Task material >>

• • •

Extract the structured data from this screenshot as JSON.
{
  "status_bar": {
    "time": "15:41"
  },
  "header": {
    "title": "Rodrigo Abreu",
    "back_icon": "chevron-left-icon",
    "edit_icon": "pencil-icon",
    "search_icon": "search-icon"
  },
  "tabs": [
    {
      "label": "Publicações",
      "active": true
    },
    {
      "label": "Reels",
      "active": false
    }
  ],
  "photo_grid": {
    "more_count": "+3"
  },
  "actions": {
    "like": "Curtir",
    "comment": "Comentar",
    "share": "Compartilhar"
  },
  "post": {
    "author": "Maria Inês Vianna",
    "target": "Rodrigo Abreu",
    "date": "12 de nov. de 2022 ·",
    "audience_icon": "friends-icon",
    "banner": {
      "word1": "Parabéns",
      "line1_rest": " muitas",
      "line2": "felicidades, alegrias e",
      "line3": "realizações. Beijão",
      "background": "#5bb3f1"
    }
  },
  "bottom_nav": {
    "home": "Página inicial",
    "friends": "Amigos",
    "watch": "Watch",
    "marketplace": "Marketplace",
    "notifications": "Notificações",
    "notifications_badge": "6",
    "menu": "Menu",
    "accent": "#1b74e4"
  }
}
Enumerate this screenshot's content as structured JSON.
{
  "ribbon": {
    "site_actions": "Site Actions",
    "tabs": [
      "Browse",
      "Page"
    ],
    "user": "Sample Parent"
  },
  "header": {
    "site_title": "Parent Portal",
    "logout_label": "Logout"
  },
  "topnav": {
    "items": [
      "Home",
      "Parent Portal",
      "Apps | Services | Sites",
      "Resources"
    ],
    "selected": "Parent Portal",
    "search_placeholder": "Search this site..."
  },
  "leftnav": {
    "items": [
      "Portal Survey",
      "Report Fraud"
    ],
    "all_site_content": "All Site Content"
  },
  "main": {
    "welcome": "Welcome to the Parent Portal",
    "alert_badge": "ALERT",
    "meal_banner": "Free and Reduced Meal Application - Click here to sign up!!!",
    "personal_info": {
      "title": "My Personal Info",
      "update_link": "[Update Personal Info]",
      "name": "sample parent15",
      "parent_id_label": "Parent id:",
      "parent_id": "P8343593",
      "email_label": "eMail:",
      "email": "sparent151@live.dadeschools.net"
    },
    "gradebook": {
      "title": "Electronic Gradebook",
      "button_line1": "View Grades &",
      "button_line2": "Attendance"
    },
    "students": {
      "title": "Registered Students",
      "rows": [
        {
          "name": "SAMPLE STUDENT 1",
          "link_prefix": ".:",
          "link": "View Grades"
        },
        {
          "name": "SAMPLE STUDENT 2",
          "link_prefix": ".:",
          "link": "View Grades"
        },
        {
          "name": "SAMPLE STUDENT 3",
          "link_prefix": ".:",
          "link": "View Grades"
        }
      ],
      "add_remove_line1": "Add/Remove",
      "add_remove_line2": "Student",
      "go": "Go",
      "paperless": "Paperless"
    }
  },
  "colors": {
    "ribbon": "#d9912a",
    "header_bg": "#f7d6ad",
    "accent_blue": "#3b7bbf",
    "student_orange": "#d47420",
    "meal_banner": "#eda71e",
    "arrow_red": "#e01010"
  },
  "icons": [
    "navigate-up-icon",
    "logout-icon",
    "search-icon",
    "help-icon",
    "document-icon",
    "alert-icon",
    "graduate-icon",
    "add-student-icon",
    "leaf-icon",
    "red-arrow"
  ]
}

• • •

Restate the listing above word for word.

Extract the structured data from this screenshot as JSON.
{
  "status_bar": {
    "time": "15:41"
  },
  "header": {
    "title": "Rodrigo Abreu",
    "back_icon": "chevron-left-icon",
    "edit_icon": "pencil-icon",
    "search_icon": "search-icon"
  },
  "tabs": [
    {
      "label": "Publicações",
      "active": true
    },
    {
      "label": "Reels",
      "active": false
    }
  ],
  "photo_grid": {
    "more_count": "+3"
  },
  "actions": {
    "like": "Curtir",
    "comment": "Comentar",
    "share": "Compartilhar"
  },
  "post": {
    "author": "Maria Inês Vianna",
    "target": "Rodrigo Abreu",
    "date": "12 de nov. de 2022 ·",
    "audience_icon": "friends-icon",
    "banner": {
      "word1": "Parabéns",
      "line1_rest": " muitas",
      "line2": "felicidades, alegrias e",
      "line3": "realizações. Beijão",
      "background": "#5bb3f1"
    }
  },
  "bottom_nav": {
    "home": "Página inicial",
    "friends": "Amigos",
    "watch": "Watch",
    "marketplace": "Marketplace",
    "notifications": "Notificações",
    "notifications_badge": "6",
    "menu": "Menu",
    "accent": "#1b74e4"
  }
}
Enumerate this screenshot's content as structured JSON.
{
  "ribbon": {
    "site_actions": "Site Actions",
    "tabs": [
      "Browse",
      "Page"
    ],
    "user": "Sample Parent"
  },
  "header": {
    "site_title": "Parent Portal",
    "logout_label": "Logout"
  },
  "topnav": {
    "items": [
      "Home",
      "Parent Portal",
      "Apps | Services | Sites",
      "Resources"
    ],
    "selected": "Parent Portal",
    "search_placeholder": "Search this site..."
  },
  "leftnav": {
    "items": [
      "Portal Survey",
      "Report Fraud"
    ],
    "all_site_content": "All Site Content"
  },
  "main": {
    "welcome": "Welcome to the Parent Portal",
    "alert_badge": "ALERT",
    "meal_banner": "Free and Reduced Meal Application - Click here to sign up!!!",
    "personal_info": {
      "title": "My Personal Info",
      "update_link": "[Update Personal Info]",
      "name": "sample parent15",
      "parent_id_label": "Parent id:",
      "parent_id": "P8343593",
      "email_label": "eMail:",
      "email": "sparent151@live.dadeschools.net"
    },
    "gradebook": {
      "title": "Electronic Gradebook",
      "button_line1": "View Grades &",
      "button_line2": "Attendance"
    },
    "students": {
      "title": "Registered Students",
      "rows": [
        {
          "name": "SAMPLE STUDENT 1",
          "link_prefix": ".:",
          "link": "View Grades"
        },
        {
          "name": "SAMPLE STUDENT 2",
          "link_prefix": ".:",
          "link": "View Grades"
        },
        {
          "name": "SAMPLE STUDENT 3",
          "link_prefix": ".:",
          "link": "View Grades"
        }
      ],
      "add_remove_line1": "Add/Remove",
      "add_remove_line2": "Student",
      "go": "Go",
      "paperless": "Paperless"
    }
  },
  "colors": {
    "ribbon": "#d9912a",
    "header_bg": "#f7d6ad",
    "accent_blue": "#3b7bbf",
    "student_orange": "#d47420",
    "meal_banner": "#eda71e",
    "arrow_red": "#e01010"
  },
  "icons": [
    "navigate-up-icon",
    "logout-icon",
    "search-icon",
    "help-icon",
    "document-icon",
    "alert-icon",
    "graduate-icon",
    "add-student-icon",
    "leaf-icon",
    "red-arrow"
  ]
}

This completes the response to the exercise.